>> Start Supplied data

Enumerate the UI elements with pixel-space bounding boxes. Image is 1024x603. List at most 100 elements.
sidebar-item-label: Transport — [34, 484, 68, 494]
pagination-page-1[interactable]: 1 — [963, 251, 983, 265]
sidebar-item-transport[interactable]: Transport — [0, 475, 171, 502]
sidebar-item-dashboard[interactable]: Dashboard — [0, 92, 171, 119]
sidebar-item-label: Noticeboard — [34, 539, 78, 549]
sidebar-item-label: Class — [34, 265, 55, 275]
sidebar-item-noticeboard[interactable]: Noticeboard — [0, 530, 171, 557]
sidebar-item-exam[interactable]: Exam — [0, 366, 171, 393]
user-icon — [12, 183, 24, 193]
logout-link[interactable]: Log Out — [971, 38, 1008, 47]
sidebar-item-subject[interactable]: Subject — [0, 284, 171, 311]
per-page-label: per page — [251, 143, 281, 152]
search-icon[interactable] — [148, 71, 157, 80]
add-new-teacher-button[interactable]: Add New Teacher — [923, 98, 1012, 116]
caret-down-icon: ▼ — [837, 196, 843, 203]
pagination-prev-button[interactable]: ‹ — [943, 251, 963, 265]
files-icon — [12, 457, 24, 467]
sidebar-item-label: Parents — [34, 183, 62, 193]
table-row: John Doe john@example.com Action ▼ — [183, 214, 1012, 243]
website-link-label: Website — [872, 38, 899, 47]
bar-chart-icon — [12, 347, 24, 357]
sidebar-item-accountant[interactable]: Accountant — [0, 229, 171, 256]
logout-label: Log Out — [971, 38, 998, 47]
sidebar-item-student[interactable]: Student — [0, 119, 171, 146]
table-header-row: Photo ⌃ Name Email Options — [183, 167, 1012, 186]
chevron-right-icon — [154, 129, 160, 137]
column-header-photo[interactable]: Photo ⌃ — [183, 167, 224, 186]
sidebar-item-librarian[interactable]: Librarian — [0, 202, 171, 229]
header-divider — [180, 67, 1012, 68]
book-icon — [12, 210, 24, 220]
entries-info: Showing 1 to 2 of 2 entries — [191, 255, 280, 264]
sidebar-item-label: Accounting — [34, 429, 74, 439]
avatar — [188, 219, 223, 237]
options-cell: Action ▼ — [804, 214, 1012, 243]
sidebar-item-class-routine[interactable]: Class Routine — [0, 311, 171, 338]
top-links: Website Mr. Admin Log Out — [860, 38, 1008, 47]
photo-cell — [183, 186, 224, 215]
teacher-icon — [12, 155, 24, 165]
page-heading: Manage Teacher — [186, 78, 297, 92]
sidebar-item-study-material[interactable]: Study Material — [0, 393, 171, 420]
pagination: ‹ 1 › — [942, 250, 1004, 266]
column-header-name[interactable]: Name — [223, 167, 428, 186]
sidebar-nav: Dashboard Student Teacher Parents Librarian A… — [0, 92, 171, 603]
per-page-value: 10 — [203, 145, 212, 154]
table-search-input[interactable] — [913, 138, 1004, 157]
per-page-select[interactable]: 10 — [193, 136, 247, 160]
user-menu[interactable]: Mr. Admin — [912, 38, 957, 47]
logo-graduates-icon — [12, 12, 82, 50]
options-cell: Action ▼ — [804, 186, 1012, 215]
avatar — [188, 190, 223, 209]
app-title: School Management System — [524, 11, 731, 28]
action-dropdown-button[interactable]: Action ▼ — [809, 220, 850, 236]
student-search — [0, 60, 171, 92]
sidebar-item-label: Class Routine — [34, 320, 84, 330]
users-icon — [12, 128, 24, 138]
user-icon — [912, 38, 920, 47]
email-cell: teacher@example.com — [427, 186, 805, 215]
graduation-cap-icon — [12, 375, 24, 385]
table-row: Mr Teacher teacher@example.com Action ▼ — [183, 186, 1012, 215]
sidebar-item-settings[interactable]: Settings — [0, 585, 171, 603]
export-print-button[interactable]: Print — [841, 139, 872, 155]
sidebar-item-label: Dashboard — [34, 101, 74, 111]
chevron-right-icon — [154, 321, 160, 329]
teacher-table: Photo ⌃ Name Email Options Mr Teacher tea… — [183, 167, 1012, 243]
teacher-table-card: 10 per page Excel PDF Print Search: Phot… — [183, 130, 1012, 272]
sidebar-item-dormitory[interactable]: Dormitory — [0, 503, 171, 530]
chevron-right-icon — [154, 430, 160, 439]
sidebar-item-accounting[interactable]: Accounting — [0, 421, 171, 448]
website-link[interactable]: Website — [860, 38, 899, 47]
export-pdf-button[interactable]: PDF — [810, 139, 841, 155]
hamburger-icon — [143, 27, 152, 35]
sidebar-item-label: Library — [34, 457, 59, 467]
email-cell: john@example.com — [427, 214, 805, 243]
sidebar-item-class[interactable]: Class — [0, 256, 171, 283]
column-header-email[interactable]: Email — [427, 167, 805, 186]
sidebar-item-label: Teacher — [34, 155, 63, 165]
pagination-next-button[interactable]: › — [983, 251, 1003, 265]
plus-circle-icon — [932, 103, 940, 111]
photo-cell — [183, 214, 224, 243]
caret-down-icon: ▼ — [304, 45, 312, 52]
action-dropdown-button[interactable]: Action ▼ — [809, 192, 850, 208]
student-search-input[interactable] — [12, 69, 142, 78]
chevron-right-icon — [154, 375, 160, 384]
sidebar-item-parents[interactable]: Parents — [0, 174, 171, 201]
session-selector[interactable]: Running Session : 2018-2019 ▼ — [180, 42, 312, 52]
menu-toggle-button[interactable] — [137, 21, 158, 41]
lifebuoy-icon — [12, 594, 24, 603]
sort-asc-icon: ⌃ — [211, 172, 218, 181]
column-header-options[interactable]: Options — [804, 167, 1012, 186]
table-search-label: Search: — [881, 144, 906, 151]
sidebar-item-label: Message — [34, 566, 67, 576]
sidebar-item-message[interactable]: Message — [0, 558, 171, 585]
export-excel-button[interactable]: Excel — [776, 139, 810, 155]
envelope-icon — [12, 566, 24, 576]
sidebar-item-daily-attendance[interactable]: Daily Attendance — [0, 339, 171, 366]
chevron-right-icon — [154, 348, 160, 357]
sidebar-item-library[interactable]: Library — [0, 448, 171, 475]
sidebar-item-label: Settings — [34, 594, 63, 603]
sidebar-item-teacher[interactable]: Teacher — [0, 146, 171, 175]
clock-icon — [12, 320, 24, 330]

>> End Supplied data

- [What this task involves]: Copy the lines above word for word.

- [Exercise solution]:
Enumerate the UI elements with pixel-space bounding boxes. Image is 1024x603. List at most 100 elements.
sidebar-item-label: Transport — [34, 484, 68, 494]
pagination-page-1[interactable]: 1 — [963, 251, 983, 265]
sidebar-item-transport[interactable]: Transport — [0, 475, 171, 502]
sidebar-item-dashboard[interactable]: Dashboard — [0, 92, 171, 119]
sidebar-item-label: Noticeboard — [34, 539, 78, 549]
sidebar-item-label: Class — [34, 265, 55, 275]
sidebar-item-noticeboard[interactable]: Noticeboard — [0, 530, 171, 557]
sidebar-item-exam[interactable]: Exam — [0, 366, 171, 393]
user-icon — [12, 183, 24, 193]
logout-link[interactable]: Log Out — [971, 38, 1008, 47]
sidebar-item-subject[interactable]: Subject — [0, 284, 171, 311]
per-page-label: per page — [251, 143, 281, 152]
search-icon[interactable] — [148, 71, 157, 80]
add-new-teacher-button[interactable]: Add New Teacher — [923, 98, 1012, 116]
caret-down-icon: ▼ — [837, 196, 843, 203]
pagination-prev-button[interactable]: ‹ — [943, 251, 963, 265]
files-icon — [12, 457, 24, 467]
sidebar-item-label: Parents — [34, 183, 62, 193]
table-row: John Doe john@example.com Action ▼ — [183, 214, 1012, 243]
website-link-label: Website — [872, 38, 899, 47]
bar-chart-icon — [12, 347, 24, 357]
sidebar-item-accountant[interactable]: Accountant — [0, 229, 171, 256]
logout-label: Log Out — [971, 38, 998, 47]
sidebar-item-student[interactable]: Student — [0, 119, 171, 146]
table-header-row: Photo ⌃ Name Email Options — [183, 167, 1012, 186]
chevron-right-icon — [154, 129, 160, 137]
column-header-photo[interactable]: Photo ⌃ — [183, 167, 224, 186]
sidebar-item-librarian[interactable]: Librarian — [0, 202, 171, 229]
header-divider — [180, 67, 1012, 68]
book-icon — [12, 210, 24, 220]
entries-info: Showing 1 to 2 of 2 entries — [191, 255, 280, 264]
sidebar-item-label: Accounting — [34, 429, 74, 439]
avatar — [188, 219, 223, 237]
options-cell: Action ▼ — [804, 214, 1012, 243]
sidebar-item-class-routine[interactable]: Class Routine — [0, 311, 171, 338]
top-links: Website Mr. Admin Log Out — [860, 38, 1008, 47]
photo-cell — [183, 186, 224, 215]
teacher-icon — [12, 155, 24, 165]
page-heading: Manage Teacher — [186, 78, 297, 92]
sidebar-item-study-material[interactable]: Study Material — [0, 393, 171, 420]
pagination: ‹ 1 › — [942, 250, 1004, 266]
column-header-name[interactable]: Name — [223, 167, 428, 186]
sidebar-nav: Dashboard Student Teacher Parents Librarian A… — [0, 92, 171, 603]
per-page-value: 10 — [203, 145, 212, 154]
table-search-input[interactable] — [913, 138, 1004, 157]
per-page-select[interactable]: 10 — [193, 136, 247, 160]
user-menu[interactable]: Mr. Admin — [912, 38, 957, 47]
logo-graduates-icon — [12, 12, 82, 50]
options-cell: Action ▼ — [804, 186, 1012, 215]
avatar — [188, 190, 223, 209]
app-title: School Management System — [524, 11, 731, 28]
action-dropdown-button[interactable]: Action ▼ — [809, 220, 850, 236]
student-search — [0, 60, 171, 92]
sidebar-item-label: Class Routine — [34, 320, 84, 330]
users-icon — [12, 128, 24, 138]
user-icon — [912, 38, 920, 47]
email-cell: teacher@example.com — [427, 186, 805, 215]
graduation-cap-icon — [12, 375, 24, 385]
table-row: Mr Teacher teacher@example.com Action ▼ — [183, 186, 1012, 215]
sidebar-item-settings[interactable]: Settings — [0, 585, 171, 603]
export-print-button[interactable]: Print — [841, 139, 872, 155]
sidebar-item-label: Dashboard — [34, 101, 74, 111]
chevron-right-icon — [154, 321, 160, 329]
teacher-table: Photo ⌃ Name Email Options Mr Teacher tea… — [183, 167, 1012, 243]
teacher-table-card: 10 per page Excel PDF Print Search: Phot… — [183, 130, 1012, 272]
sidebar-item-dormitory[interactable]: Dormitory — [0, 503, 171, 530]
chevron-right-icon — [154, 430, 160, 439]
sidebar-item-accounting[interactable]: Accounting — [0, 421, 171, 448]
website-link[interactable]: Website — [860, 38, 899, 47]
export-pdf-button[interactable]: PDF — [810, 139, 841, 155]
hamburger-icon — [143, 27, 152, 35]
sidebar-item-label: Library — [34, 457, 59, 467]
email-cell: john@example.com — [427, 214, 805, 243]
sidebar-item-class[interactable]: Class — [0, 256, 171, 283]
column-header-email[interactable]: Email — [427, 167, 805, 186]
sidebar-item-label: Teacher — [34, 155, 63, 165]
pagination-next-button[interactable]: › — [983, 251, 1003, 265]
plus-circle-icon — [932, 103, 940, 111]
photo-cell — [183, 214, 224, 243]
caret-down-icon: ▼ — [304, 45, 312, 52]
action-dropdown-button[interactable]: Action ▼ — [809, 192, 850, 208]
student-search-input[interactable] — [12, 69, 142, 78]
chevron-right-icon — [154, 375, 160, 384]
sidebar-item-parents[interactable]: Parents — [0, 174, 171, 201]
session-selector[interactable]: Running Session : 2018-2019 ▼ — [180, 42, 312, 52]
menu-toggle-button[interactable] — [137, 21, 158, 41]
lifebuoy-icon — [12, 594, 24, 603]
sort-asc-icon: ⌃ — [211, 172, 218, 181]
column-header-options[interactable]: Options — [804, 167, 1012, 186]
table-search-label: Search: — [881, 144, 906, 151]
sidebar-item-label: Message — [34, 566, 67, 576]
sidebar-item-message[interactable]: Message — [0, 558, 171, 585]
export-excel-button[interactable]: Excel — [776, 139, 810, 155]
envelope-icon — [12, 566, 24, 576]
sidebar-item-daily-attendance[interactable]: Daily Attendance — [0, 339, 171, 366]
chevron-right-icon — [154, 348, 160, 357]
sidebar-item-library[interactable]: Library — [0, 448, 171, 475]
sidebar-item-label: Settings — [34, 594, 63, 603]
sidebar-item-teacher[interactable]: Teacher — [0, 146, 171, 175]
clock-icon — [12, 320, 24, 330]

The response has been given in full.